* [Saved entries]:
● ● ● ● ●

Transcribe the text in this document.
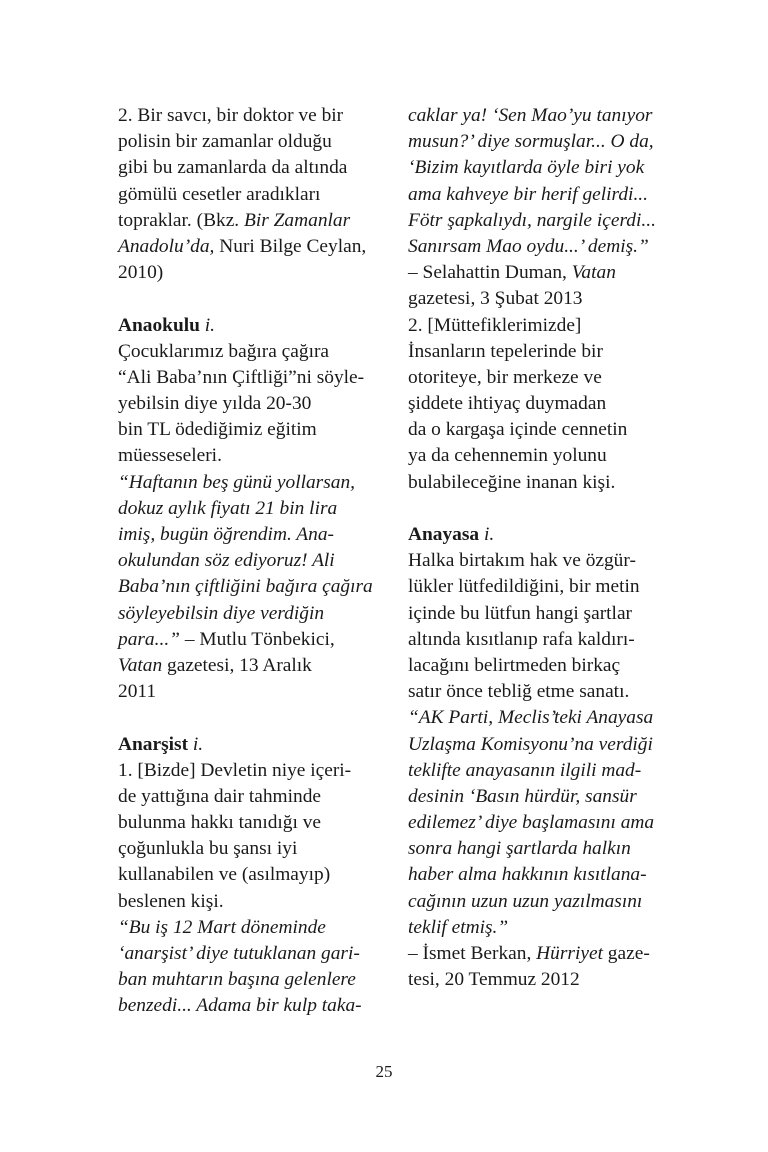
2. Bir savcı, bir doktor ve bir
polisin bir zamanlar olduğu
gibi bu zamanlarda da altında
gömülü cesetler aradıkları
topraklar. (Bkz. Bir Zamanlar
Anadolu’da, Nuri Bilge Ceylan,
2010)
Anaokulu i.
Çocuklarımız bağıra çağıra
“Ali Baba’nın Çiftliği”ni söyle-
yebilsin diye yılda 20-30
bin TL ödediğimiz eğitim
müesseseleri.
“Haftanın beş günü yollarsan,
dokuz aylık fiyatı 21 bin lira
imiş, bugün öğrendim. Ana-
okulundan söz ediyoruz! Ali
Baba’nın çiftliğini bağıra çağıra
söyleyebilsin diye verdiğin
para...” – Mutlu Tönbekici,
Vatan gazetesi, 13 Aralık
2011
Anarşist i.
1. [Bizde] Devletin niye içeri-
de yattığına dair tahminde
bulunma hakkı tanıdığı ve
çoğunlukla bu şansı iyi
kullanabilen ve (asılmayıp)
beslenen kişi.
“Bu iş 12 Mart döneminde
‘anarşist’ diye tutuklanan gari-
ban muhtarın başına gelenlere
benzedi... Adama bir kulp taka-
caklar ya! ‘Sen Mao’yu tanıyor
musun?’ diye sormuşlar... O da,
‘Bizim kayıtlarda öyle biri yok
ama kahveye bir herif gelirdi...
Fötr şapkalıydı, nargile içerdi...
Sanırsam Mao oydu...’ demiş.”
– Selahattin Duman, Vatan
gazetesi, 3 Şubat 2013
2. [Müttefiklerimizde]
İnsanların tepelerinde bir
otoriteye, bir merkeze ve
şiddete ihtiyaç duymadan
da o kargaşa içinde cennetin
ya da cehennemin yolunu
bulabileceğine inanan kişi.
Anayasa i.
Halka birtakım hak ve özgür-
lükler lütfedildiğini, bir metin
içinde bu lütfun hangi şartlar
altında kısıtlanıp rafa kaldırı-
lacağını belirtmeden birkaç
satır önce tebliğ etme sanatı.
“AK Parti, Meclis’teki Anayasa
Uzlaşma Komisyonu’na verdiği
teklifte anayasanın ilgili mad-
desinin ‘Basın hürdür, sansür
edilemez’ diye başlamasını ama
sonra hangi şartlarda halkın
haber alma hakkının kısıtlana-
cağının uzun uzun yazılmasını
teklif etmiş.”
– İsmet Berkan, Hürriyet gaze-
tesi, 20 Temmuz 2012
25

● ● ● ● ●

All of the data above should be quoted exactly, except for the pictures.

* [WORKED SOLUTION]:
Transcribe the text in this document.
2. Bir savcı, bir doktor ve bir
polisin bir zamanlar olduğu
gibi bu zamanlarda da altında
gömülü cesetler aradıkları
topraklar. (Bkz. Bir Zamanlar
Anadolu’da, Nuri Bilge Ceylan,
2010)
Anaokulu i.
Çocuklarımız bağıra çağıra
“Ali Baba’nın Çiftliği”ni söyle-
yebilsin diye yılda 20-30
bin TL ödediğimiz eğitim
müesseseleri.
“Haftanın beş günü yollarsan,
dokuz aylık fiyatı 21 bin lira
imiş, bugün öğrendim. Ana-
okulundan söz ediyoruz! Ali
Baba’nın çiftliğini bağıra çağıra
söyleyebilsin diye verdiğin
para...” – Mutlu Tönbekici,
Vatan gazetesi, 13 Aralık
2011
Anarşist i.
1. [Bizde] Devletin niye içeri-
de yattığına dair tahminde
bulunma hakkı tanıdığı ve
çoğunlukla bu şansı iyi
kullanabilen ve (asılmayıp)
beslenen kişi.
“Bu iş 12 Mart döneminde
‘anarşist’ diye tutuklanan gari-
ban muhtarın başına gelenlere
benzedi... Adama bir kulp taka-
caklar ya! ‘Sen Mao’yu tanıyor
musun?’ diye sormuşlar... O da,
‘Bizim kayıtlarda öyle biri yok
ama kahveye bir herif gelirdi...
Fötr şapkalıydı, nargile içerdi...
Sanırsam Mao oydu...’ demiş.”
– Selahattin Duman, Vatan
gazetesi, 3 Şubat 2013
2. [Müttefiklerimizde]
İnsanların tepelerinde bir
otoriteye, bir merkeze ve
şiddete ihtiyaç duymadan
da o kargaşa içinde cennetin
ya da cehennemin yolunu
bulabileceğine inanan kişi.
Anayasa i.
Halka birtakım hak ve özgür-
lükler lütfedildiğini, bir metin
içinde bu lütfun hangi şartlar
altında kısıtlanıp rafa kaldırı-
lacağını belirtmeden birkaç
satır önce tebliğ etme sanatı.
“AK Parti, Meclis’teki Anayasa
Uzlaşma Komisyonu’na verdiği
teklifte anayasanın ilgili mad-
desinin ‘Basın hürdür, sansür
edilemez’ diye başlamasını ama
sonra hangi şartlarda halkın
haber alma hakkının kısıtlana-
cağının uzun uzun yazılmasını
teklif etmiş.”
– İsmet Berkan, Hürriyet gaze-
tesi, 20 Temmuz 2012
25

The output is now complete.